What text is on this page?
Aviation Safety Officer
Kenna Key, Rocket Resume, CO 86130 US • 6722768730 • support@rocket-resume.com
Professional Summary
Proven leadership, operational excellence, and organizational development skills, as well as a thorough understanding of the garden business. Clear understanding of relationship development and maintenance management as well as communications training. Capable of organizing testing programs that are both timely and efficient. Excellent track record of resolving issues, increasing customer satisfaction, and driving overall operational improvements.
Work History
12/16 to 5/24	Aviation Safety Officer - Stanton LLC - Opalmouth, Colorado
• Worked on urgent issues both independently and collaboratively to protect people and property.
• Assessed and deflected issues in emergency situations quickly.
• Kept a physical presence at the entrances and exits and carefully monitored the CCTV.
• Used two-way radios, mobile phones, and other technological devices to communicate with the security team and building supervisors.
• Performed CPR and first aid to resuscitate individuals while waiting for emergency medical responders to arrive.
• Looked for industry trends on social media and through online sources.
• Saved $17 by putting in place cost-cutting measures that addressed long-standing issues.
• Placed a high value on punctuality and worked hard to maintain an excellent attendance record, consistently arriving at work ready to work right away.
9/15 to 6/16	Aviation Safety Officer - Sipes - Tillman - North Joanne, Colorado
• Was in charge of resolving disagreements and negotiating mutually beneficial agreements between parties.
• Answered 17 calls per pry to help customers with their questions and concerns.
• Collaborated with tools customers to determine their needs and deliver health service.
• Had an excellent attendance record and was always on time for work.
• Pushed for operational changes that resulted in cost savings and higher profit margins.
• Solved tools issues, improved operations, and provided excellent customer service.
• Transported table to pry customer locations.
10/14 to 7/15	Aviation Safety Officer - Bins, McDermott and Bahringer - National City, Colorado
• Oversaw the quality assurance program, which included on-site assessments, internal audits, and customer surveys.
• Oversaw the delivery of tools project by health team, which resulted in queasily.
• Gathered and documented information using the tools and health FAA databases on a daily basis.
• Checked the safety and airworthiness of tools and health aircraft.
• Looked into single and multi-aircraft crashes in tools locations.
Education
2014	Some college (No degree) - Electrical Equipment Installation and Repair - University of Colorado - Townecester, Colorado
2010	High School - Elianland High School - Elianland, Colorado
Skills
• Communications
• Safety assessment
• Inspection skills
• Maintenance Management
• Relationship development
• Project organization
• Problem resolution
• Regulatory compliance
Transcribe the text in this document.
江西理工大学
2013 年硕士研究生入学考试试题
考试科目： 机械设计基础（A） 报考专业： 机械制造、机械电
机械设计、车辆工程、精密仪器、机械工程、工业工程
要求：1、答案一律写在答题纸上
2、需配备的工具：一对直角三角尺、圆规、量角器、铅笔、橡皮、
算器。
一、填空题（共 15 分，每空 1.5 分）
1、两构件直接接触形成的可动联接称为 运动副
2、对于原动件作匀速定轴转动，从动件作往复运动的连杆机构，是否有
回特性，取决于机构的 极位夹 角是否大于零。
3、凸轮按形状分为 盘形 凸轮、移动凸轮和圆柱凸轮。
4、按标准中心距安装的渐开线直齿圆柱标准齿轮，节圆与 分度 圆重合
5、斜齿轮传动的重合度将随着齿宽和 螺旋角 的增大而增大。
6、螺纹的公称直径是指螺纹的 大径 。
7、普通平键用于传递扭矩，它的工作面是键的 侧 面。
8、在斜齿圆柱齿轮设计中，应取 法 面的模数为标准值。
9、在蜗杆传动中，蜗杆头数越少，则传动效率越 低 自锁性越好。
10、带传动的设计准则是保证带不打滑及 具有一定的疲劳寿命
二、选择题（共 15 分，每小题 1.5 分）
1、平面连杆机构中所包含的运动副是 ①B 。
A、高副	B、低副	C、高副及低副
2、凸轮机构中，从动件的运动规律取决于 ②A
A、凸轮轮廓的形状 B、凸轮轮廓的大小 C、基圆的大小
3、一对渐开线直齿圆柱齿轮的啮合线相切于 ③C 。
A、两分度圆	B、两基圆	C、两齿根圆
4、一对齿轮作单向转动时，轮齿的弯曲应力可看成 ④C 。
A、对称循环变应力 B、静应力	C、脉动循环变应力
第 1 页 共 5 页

━━━━━━

Print the records above exactly as they appear.

What text is on this page?
Aviation Safety Officer
Kenna Key, Rocket Resume, CO 86130 US • 6722768730 • support@rocket-resume.com
Professional Summary
Proven leadership, operational excellence, and organizational development skills, as well as a thorough understanding of the garden business. Clear understanding of relationship development and maintenance management as well as communications training. Capable of organizing testing programs that are both timely and efficient. Excellent track record of resolving issues, increasing customer satisfaction, and driving overall operational improvements.
Work History
12/16 to 5/24	Aviation Safety Officer - Stanton LLC - Opalmouth, Colorado
• Worked on urgent issues both independently and collaboratively to protect people and property.
• Assessed and deflected issues in emergency situations quickly.
• Kept a physical presence at the entrances and exits and carefully monitored the CCTV.
• Used two-way radios, mobile phones, and other technological devices to communicate with the security team and building supervisors.
• Performed CPR and first aid to resuscitate individuals while waiting for emergency medical responders to arrive.
• Looked for industry trends on social media and through online sources.
• Saved $17 by putting in place cost-cutting measures that addressed long-standing issues.
• Placed a high value on punctuality and worked hard to maintain an excellent attendance record, consistently arriving at work ready to work right away.
9/15 to 6/16	Aviation Safety Officer - Sipes - Tillman - North Joanne, Colorado
• Was in charge of resolving disagreements and negotiating mutually beneficial agreements between parties.
• Answered 17 calls per pry to help customers with their questions and concerns.
• Collaborated with tools customers to determine their needs and deliver health service.
• Had an excellent attendance record and was always on time for work.
• Pushed for operational changes that resulted in cost savings and higher profit margins.
• Solved tools issues, improved operations, and provided excellent customer service.
• Transported table to pry customer locations.
10/14 to 7/15	Aviation Safety Officer - Bins, McDermott and Bahringer - National City, Colorado
• Oversaw the quality assurance program, which included on-site assessments, internal audits, and customer surveys.
• Oversaw the delivery of tools project by health team, which resulted in queasily.
• Gathered and documented information using the tools and health FAA databases on a daily basis.
• Checked the safety and airworthiness of tools and health aircraft.
• Looked into single and multi-aircraft crashes in tools locations.
Education
2014	Some college (No degree) - Electrical Equipment Installation and Repair - University of Colorado - Townecester, Colorado
2010	High School - Elianland High School - Elianland, Colorado
Skills
• Communications
• Safety assessment
• Inspection skills
• Maintenance Management
• Relationship development
• Project organization
• Problem resolution
• Regulatory compliance
Transcribe the text in this document.
江西理工大学
2013 年硕士研究生入学考试试题
考试科目： 机械设计基础（A） 报考专业： 机械制造、机械电
机械设计、车辆工程、精密仪器、机械工程、工业工程
要求：1、答案一律写在答题纸上
2、需配备的工具：一对直角三角尺、圆规、量角器、铅笔、橡皮、
算器。
一、填空题（共 15 分，每空 1.5 分）
1、两构件直接接触形成的可动联接称为 运动副
2、对于原动件作匀速定轴转动，从动件作往复运动的连杆机构，是否有
回特性，取决于机构的 极位夹 角是否大于零。
3、凸轮按形状分为 盘形 凸轮、移动凸轮和圆柱凸轮。
4、按标准中心距安装的渐开线直齿圆柱标准齿轮，节圆与 分度 圆重合
5、斜齿轮传动的重合度将随着齿宽和 螺旋角 的增大而增大。
6、螺纹的公称直径是指螺纹的 大径 。
7、普通平键用于传递扭矩，它的工作面是键的 侧 面。
8、在斜齿圆柱齿轮设计中，应取 法 面的模数为标准值。
9、在蜗杆传动中，蜗杆头数越少，则传动效率越 低 自锁性越好。
10、带传动的设计准则是保证带不打滑及 具有一定的疲劳寿命
二、选择题（共 15 分，每小题 1.5 分）
1、平面连杆机构中所包含的运动副是 ①B 。
A、高副	B、低副	C、高副及低副
2、凸轮机构中，从动件的运动规律取决于 ②A
A、凸轮轮廓的形状 B、凸轮轮廓的大小 C、基圆的大小
3、一对渐开线直齿圆柱齿轮的啮合线相切于 ③C 。
A、两分度圆	B、两基圆	C、两齿根圆
4、一对齿轮作单向转动时，轮齿的弯曲应力可看成 ④C 。
A、对称循环变应力 B、静应力	C、脉动循环变应力
第 1 页 共 5 页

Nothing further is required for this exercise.